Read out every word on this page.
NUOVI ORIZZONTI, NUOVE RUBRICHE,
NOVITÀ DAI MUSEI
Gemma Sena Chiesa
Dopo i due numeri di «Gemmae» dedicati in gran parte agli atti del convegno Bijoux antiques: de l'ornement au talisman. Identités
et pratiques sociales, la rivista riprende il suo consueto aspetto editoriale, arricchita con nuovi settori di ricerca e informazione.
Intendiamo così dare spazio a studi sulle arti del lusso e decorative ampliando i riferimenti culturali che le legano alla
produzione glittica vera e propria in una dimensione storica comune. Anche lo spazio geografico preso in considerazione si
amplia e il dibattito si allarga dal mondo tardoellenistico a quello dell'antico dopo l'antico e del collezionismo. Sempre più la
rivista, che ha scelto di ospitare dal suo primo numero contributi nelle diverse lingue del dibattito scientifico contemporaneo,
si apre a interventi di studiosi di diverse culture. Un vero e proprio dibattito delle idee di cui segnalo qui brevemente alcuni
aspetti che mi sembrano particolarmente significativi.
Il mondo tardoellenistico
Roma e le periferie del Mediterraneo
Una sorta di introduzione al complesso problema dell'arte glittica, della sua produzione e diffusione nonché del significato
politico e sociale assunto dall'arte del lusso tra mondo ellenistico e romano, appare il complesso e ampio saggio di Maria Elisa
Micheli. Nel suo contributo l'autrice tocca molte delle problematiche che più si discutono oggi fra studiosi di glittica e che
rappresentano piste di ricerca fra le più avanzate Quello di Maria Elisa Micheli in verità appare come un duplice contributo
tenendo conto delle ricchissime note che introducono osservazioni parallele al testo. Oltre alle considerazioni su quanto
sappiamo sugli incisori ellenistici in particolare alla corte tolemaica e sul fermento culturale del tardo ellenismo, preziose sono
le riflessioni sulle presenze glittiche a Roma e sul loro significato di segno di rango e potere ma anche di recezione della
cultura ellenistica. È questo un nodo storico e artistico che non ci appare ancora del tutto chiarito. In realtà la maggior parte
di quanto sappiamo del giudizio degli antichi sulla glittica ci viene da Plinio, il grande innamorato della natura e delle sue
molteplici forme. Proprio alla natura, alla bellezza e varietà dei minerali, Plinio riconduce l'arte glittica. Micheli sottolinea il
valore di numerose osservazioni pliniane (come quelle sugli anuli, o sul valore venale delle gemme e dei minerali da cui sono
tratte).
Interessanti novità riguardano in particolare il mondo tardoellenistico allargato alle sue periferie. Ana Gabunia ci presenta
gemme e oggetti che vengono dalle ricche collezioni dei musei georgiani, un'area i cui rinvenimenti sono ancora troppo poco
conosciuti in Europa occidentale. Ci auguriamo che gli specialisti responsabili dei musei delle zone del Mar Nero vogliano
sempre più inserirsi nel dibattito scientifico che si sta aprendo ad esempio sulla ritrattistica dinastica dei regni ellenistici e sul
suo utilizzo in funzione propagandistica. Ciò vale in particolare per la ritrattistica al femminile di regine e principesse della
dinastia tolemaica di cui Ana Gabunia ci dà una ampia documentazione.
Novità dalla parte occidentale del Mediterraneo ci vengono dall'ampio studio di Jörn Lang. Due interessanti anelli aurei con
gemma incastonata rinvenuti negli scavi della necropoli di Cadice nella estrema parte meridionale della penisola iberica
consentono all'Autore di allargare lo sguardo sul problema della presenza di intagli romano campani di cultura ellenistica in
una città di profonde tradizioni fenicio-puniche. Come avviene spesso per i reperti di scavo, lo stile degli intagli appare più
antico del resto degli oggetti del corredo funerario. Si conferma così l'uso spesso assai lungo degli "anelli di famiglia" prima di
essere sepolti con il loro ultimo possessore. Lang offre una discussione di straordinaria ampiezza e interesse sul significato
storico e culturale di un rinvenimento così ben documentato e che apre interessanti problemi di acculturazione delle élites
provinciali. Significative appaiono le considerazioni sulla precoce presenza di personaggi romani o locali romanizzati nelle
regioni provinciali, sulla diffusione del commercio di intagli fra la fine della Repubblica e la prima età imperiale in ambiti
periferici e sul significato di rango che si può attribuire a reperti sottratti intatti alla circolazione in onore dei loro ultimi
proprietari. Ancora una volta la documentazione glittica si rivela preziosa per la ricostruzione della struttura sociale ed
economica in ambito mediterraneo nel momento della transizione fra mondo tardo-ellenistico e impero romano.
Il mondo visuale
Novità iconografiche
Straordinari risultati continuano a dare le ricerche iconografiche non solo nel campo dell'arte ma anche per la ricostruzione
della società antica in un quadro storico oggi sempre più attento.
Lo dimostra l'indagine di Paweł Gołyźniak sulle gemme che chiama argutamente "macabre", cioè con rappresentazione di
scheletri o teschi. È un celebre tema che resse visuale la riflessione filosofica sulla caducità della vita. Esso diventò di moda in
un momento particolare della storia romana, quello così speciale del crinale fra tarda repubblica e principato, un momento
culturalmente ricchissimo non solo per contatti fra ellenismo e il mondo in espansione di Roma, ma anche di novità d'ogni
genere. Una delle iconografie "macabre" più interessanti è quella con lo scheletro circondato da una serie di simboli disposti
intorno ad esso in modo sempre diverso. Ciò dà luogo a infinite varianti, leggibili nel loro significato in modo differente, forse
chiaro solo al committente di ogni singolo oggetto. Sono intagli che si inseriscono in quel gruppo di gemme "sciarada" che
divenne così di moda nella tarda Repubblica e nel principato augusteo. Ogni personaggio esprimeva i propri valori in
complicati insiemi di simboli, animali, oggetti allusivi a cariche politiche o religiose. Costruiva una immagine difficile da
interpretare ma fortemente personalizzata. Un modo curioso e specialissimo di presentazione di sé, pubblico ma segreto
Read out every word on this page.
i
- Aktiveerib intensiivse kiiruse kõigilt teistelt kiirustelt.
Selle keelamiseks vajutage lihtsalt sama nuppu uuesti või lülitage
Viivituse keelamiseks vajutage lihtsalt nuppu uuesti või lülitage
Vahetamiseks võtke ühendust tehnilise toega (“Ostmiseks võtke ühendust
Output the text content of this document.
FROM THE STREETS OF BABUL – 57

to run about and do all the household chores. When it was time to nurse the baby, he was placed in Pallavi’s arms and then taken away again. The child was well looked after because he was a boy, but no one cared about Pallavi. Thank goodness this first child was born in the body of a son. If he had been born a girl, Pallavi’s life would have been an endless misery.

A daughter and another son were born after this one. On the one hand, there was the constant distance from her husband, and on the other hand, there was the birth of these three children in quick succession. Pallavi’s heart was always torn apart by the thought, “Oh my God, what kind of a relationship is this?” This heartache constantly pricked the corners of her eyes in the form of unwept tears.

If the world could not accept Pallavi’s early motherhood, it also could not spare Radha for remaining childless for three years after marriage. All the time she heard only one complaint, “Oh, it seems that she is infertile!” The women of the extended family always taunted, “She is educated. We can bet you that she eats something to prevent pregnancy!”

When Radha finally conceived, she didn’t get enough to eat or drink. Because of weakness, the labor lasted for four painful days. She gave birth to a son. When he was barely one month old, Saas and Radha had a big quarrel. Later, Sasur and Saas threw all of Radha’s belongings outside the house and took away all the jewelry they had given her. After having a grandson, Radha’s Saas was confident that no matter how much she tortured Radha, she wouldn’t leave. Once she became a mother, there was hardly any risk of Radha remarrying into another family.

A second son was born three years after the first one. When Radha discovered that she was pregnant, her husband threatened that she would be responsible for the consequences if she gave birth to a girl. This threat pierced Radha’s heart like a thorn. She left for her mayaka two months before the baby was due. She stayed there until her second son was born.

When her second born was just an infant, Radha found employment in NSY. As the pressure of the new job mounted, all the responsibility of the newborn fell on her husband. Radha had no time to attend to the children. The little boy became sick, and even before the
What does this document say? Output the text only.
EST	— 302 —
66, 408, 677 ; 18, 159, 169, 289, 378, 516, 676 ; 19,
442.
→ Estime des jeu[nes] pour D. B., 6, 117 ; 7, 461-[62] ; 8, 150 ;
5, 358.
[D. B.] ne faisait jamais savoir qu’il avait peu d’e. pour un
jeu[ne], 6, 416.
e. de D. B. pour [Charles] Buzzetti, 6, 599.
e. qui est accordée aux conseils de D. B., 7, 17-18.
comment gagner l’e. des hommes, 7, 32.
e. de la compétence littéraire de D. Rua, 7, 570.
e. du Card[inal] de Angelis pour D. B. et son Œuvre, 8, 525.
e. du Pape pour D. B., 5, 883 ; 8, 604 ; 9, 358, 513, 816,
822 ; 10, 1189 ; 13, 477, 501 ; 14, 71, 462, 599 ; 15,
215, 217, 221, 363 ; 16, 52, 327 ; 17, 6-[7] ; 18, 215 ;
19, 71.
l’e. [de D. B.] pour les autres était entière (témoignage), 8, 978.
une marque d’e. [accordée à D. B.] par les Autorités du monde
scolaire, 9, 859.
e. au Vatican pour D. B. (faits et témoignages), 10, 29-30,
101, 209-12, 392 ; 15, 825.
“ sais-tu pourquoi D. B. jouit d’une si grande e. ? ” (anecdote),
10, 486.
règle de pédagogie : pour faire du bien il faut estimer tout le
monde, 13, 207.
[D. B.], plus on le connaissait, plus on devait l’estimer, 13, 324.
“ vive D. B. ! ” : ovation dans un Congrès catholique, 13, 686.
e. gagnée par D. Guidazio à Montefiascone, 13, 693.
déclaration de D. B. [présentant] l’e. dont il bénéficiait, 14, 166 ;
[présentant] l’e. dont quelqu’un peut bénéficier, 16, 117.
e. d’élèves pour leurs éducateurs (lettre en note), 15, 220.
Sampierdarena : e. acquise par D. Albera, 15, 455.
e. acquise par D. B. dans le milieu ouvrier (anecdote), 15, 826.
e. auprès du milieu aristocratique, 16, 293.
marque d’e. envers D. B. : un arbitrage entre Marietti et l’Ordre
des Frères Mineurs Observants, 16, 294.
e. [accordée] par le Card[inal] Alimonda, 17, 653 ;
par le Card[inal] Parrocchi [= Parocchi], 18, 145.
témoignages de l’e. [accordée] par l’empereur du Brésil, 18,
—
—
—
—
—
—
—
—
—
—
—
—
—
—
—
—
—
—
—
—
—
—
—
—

[What to produce]: Review the material and copy each line in which the word "reperti" appears.

[Solution to the problem]:
una città di profonde tradizioni fenicio-puniche. Come avviene spesso per i reperti di scavo, lo stile degli intagli appare più
periferici e sul significato di rango che si può attribuire a reperti sottratti intatti alla circolazione in onore dei loro ultimi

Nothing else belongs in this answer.